◆ **Entries with figure data**:
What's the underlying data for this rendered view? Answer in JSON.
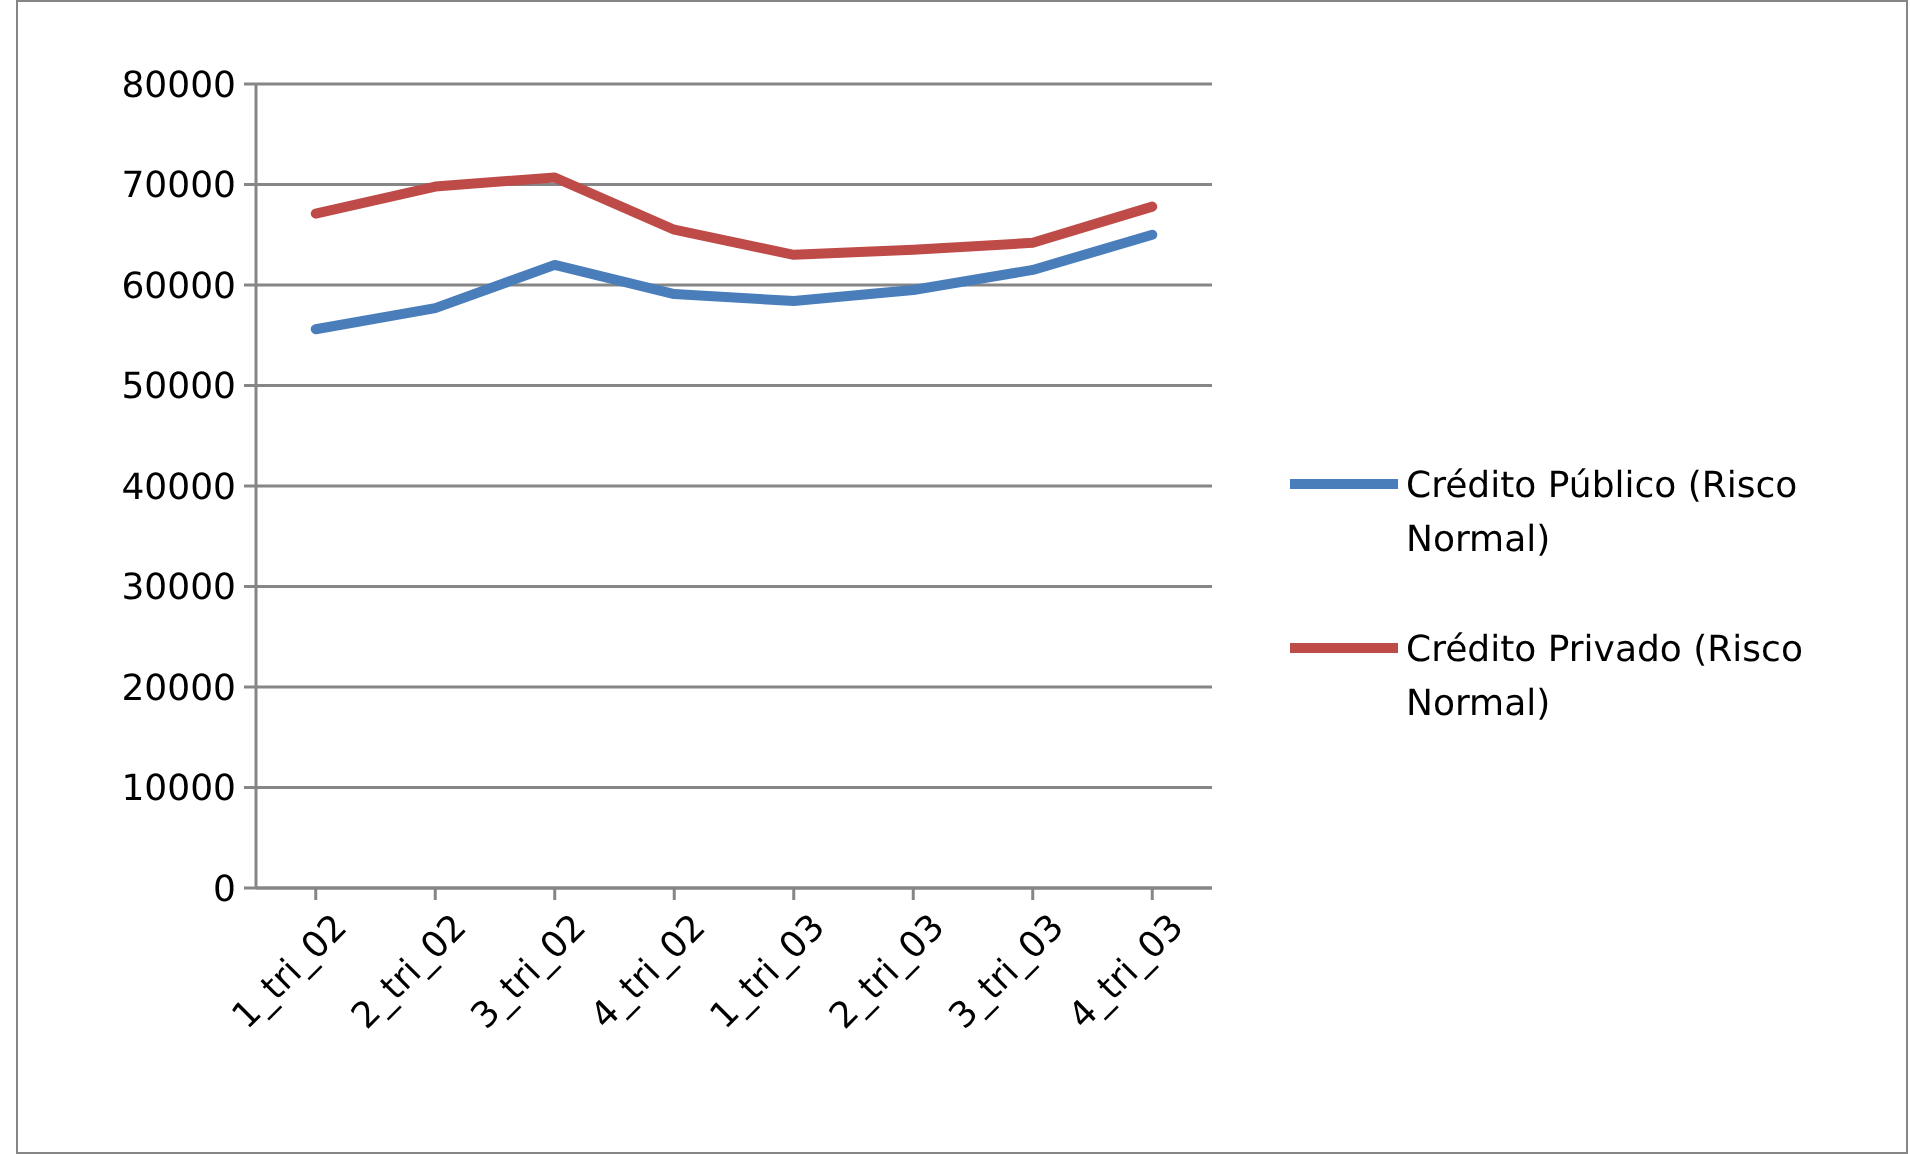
{
  "chart_data": {
    "type": "line",
    "categories": [
      "1_tri_02",
      "2_tri_02",
      "3_tri_02",
      "4_tri_02",
      "1_tri_03",
      "2_tri_03",
      "3_tri_03",
      "4_tri_03"
    ],
    "series": [
      {
        "name": "Crédito Público (Risco Normal)",
        "color": "#4a7ebb",
        "values": [
          55600,
          57700,
          62000,
          59100,
          58400,
          59500,
          61500,
          65000
        ]
      },
      {
        "name": "Crédito Privado (Risco Normal)",
        "color": "#be4b48",
        "values": [
          67100,
          69800,
          70700,
          65500,
          63000,
          63500,
          64200,
          67800
        ]
      }
    ],
    "ylim": [
      0,
      80000
    ],
    "yticks": [
      0,
      10000,
      20000,
      30000,
      40000,
      50000,
      60000,
      70000,
      80000
    ],
    "grid": "y",
    "legend": "right",
    "marker": "none",
    "line_style": "solid"
  }
}
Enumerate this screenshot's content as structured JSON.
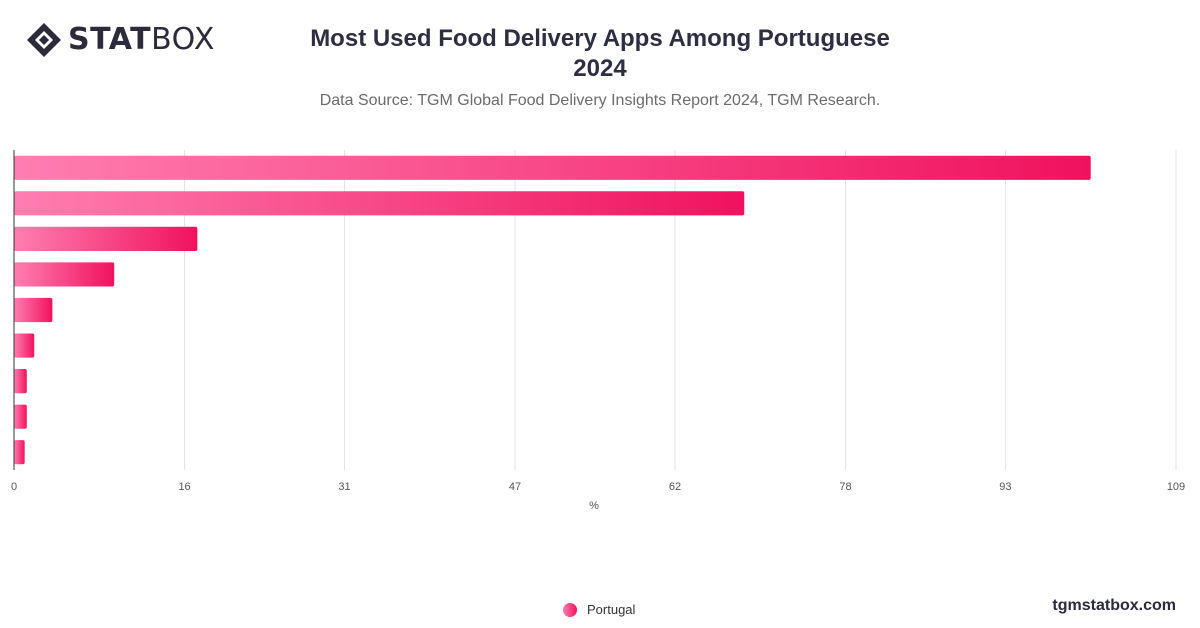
{
  "brand": {
    "logo_bold": "STAT",
    "logo_light": "BOX",
    "site": "tgmstatbox.com"
  },
  "chart_data": {
    "type": "bar",
    "orientation": "horizontal",
    "title_line1": "Most Used Food Delivery Apps Among Portuguese",
    "title_line2": "2024",
    "subtitle": "Data Source: TGM Global Food Delivery Insights Report 2024, TGM Research.",
    "xlabel": "%",
    "xlim": [
      0,
      109
    ],
    "x_ticks": [
      "0",
      "16",
      "31",
      "47",
      "62",
      "78",
      "93",
      "109"
    ],
    "grid": true,
    "legend_position": "bottom-center",
    "series": [
      {
        "name": "Portugal",
        "values": [
          101,
          68.5,
          17.2,
          9.4,
          3.6,
          1.9,
          1.2,
          1.2,
          1.0
        ]
      }
    ],
    "colors": {
      "bar_start": "#ff7eb0",
      "bar_end": "#f0125e",
      "grid": "#e3e3e3",
      "axis": "#333333"
    }
  }
}
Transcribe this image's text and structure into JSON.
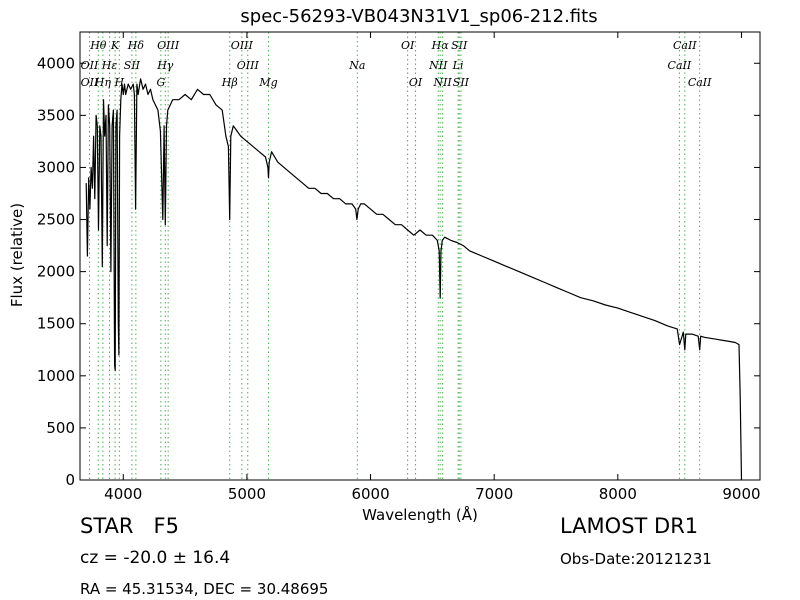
{
  "chart_data": {
    "type": "line",
    "title": "spec-56293-VB043N31V1_sp06-212.fits",
    "xlabel": "Wavelength (Å)",
    "ylabel": "Flux (relative)",
    "xlim": [
      3650,
      9150
    ],
    "ylim": [
      0,
      4300
    ],
    "xticks": [
      4000,
      5000,
      6000,
      7000,
      8000,
      9000
    ],
    "yticks": [
      0,
      500,
      1000,
      1500,
      2000,
      2500,
      3000,
      3500,
      4000
    ],
    "grid": false,
    "legend": "none",
    "colors": {
      "spectrum": "#000000",
      "line_markers": "#4caf50"
    },
    "series": [
      {
        "values_note": "flux vs wavelength",
        "x": [
          3700,
          3710,
          3720,
          3730,
          3740,
          3750,
          3760,
          3770,
          3780,
          3790,
          3800,
          3810,
          3820,
          3830,
          3840,
          3850,
          3860,
          3870,
          3880,
          3890,
          3900,
          3910,
          3920,
          3930,
          3935,
          3940,
          3950,
          3960,
          3965,
          3970,
          3980,
          3990,
          4000,
          4010,
          4020,
          4040,
          4060,
          4080,
          4090,
          4100,
          4110,
          4120,
          4140,
          4160,
          4180,
          4200,
          4220,
          4240,
          4260,
          4280,
          4300,
          4320,
          4330,
          4340,
          4350,
          4360,
          4380,
          4400,
          4450,
          4500,
          4550,
          4600,
          4650,
          4700,
          4750,
          4800,
          4830,
          4850,
          4861,
          4870,
          4890,
          4920,
          4950,
          5000,
          5050,
          5100,
          5150,
          5170,
          5175,
          5180,
          5200,
          5250,
          5300,
          5350,
          5400,
          5450,
          5500,
          5550,
          5600,
          5650,
          5700,
          5750,
          5800,
          5850,
          5880,
          5890,
          5900,
          5920,
          5950,
          6000,
          6050,
          6100,
          6150,
          6200,
          6250,
          6300,
          6350,
          6400,
          6450,
          6500,
          6540,
          6555,
          6563,
          6570,
          6580,
          6600,
          6650,
          6700,
          6750,
          6800,
          6900,
          7000,
          7100,
          7200,
          7300,
          7400,
          7500,
          7600,
          7700,
          7800,
          7900,
          8000,
          8100,
          8200,
          8300,
          8400,
          8480,
          8500,
          8530,
          8542,
          8550,
          8600,
          8650,
          8662,
          8670,
          8700,
          8750,
          8800,
          8850,
          8900,
          8950,
          8980,
          8990,
          9000
        ],
        "y": [
          2850,
          2150,
          2900,
          2600,
          3000,
          2800,
          3300,
          2700,
          3500,
          3400,
          2400,
          3400,
          3300,
          2050,
          3650,
          3300,
          3500,
          2250,
          3600,
          3400,
          2000,
          3400,
          3550,
          1100,
          1050,
          3400,
          3550,
          1500,
          1200,
          3300,
          3650,
          3800,
          3700,
          3800,
          3700,
          3800,
          3750,
          3800,
          3700,
          2600,
          3800,
          3700,
          3850,
          3750,
          3800,
          3700,
          3750,
          3650,
          3600,
          3550,
          3350,
          2500,
          3400,
          2450,
          3400,
          3550,
          3600,
          3650,
          3650,
          3700,
          3650,
          3750,
          3700,
          3700,
          3600,
          3550,
          3300,
          3200,
          2500,
          3300,
          3400,
          3350,
          3300,
          3250,
          3200,
          3150,
          3100,
          3000,
          2900,
          3050,
          3150,
          3050,
          3000,
          2950,
          2900,
          2850,
          2800,
          2800,
          2750,
          2750,
          2700,
          2700,
          2650,
          2650,
          2600,
          2500,
          2600,
          2650,
          2650,
          2600,
          2550,
          2550,
          2500,
          2450,
          2450,
          2400,
          2350,
          2400,
          2350,
          2350,
          2300,
          2200,
          1750,
          2200,
          2300,
          2330,
          2300,
          2280,
          2250,
          2200,
          2150,
          2100,
          2050,
          2000,
          1950,
          1900,
          1850,
          1800,
          1750,
          1720,
          1680,
          1650,
          1610,
          1570,
          1530,
          1480,
          1450,
          1300,
          1420,
          1250,
          1400,
          1400,
          1380,
          1250,
          1380,
          1370,
          1360,
          1350,
          1340,
          1330,
          1320,
          1300,
          800,
          0
        ]
      }
    ],
    "line_markers": [
      {
        "label": "Hθ",
        "wavelength": 3798,
        "row": 1
      },
      {
        "label": "K",
        "wavelength": 3934,
        "row": 1
      },
      {
        "label": "Hδ",
        "wavelength": 4102,
        "row": 1
      },
      {
        "label": "OIII",
        "wavelength": 4363,
        "row": 1
      },
      {
        "label": "OIII",
        "wavelength": 4959,
        "row": 1
      },
      {
        "label": "OI",
        "wavelength": 6300,
        "row": 1
      },
      {
        "label": "Hα",
        "wavelength": 6563,
        "row": 1
      },
      {
        "label": "SII",
        "wavelength": 6717,
        "row": 1
      },
      {
        "label": "CaII",
        "wavelength": 8542,
        "row": 1
      },
      {
        "label": "OII",
        "wavelength": 3727,
        "row": 2
      },
      {
        "label": "Hε",
        "wavelength": 3889,
        "row": 2
      },
      {
        "label": "SII",
        "wavelength": 4070,
        "row": 2
      },
      {
        "label": "Hγ",
        "wavelength": 4340,
        "row": 2
      },
      {
        "label": "OIII",
        "wavelength": 5007,
        "row": 2
      },
      {
        "label": "Na",
        "wavelength": 5893,
        "row": 2
      },
      {
        "label": "NII",
        "wavelength": 6548,
        "row": 2
      },
      {
        "label": "Li",
        "wavelength": 6708,
        "row": 2
      },
      {
        "label": "CaII",
        "wavelength": 8498,
        "row": 2
      },
      {
        "label": "OII",
        "wavelength": 3727,
        "row": 3
      },
      {
        "label": "Hη",
        "wavelength": 3835,
        "row": 3
      },
      {
        "label": "H",
        "wavelength": 3968,
        "row": 3
      },
      {
        "label": "G",
        "wavelength": 4304,
        "row": 3
      },
      {
        "label": "Hβ",
        "wavelength": 4861,
        "row": 3
      },
      {
        "label": "Mg",
        "wavelength": 5175,
        "row": 3
      },
      {
        "label": "OI",
        "wavelength": 6364,
        "row": 3
      },
      {
        "label": "NII",
        "wavelength": 6583,
        "row": 3
      },
      {
        "label": "SII",
        "wavelength": 6731,
        "row": 3
      },
      {
        "label": "CaII",
        "wavelength": 8662,
        "row": 3
      }
    ]
  },
  "info": {
    "class_text": "STAR   F5",
    "survey": "LAMOST DR1",
    "cz_text": "cz = -20.0 ± 16.4",
    "obs_date": "Obs-Date:20121231",
    "coords": "RA = 45.31534, DEC = 30.48695"
  }
}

◆ **What you have to do**: Using the material above, gather every line that includes "Delivery".

◆ **Task solution**:
    "title_line1": "Most Used Food Delivery Apps Among Portuguese",
    "subtitle": "Data Source: TGM Global Food Delivery Insights Report 2024, TGM Research.",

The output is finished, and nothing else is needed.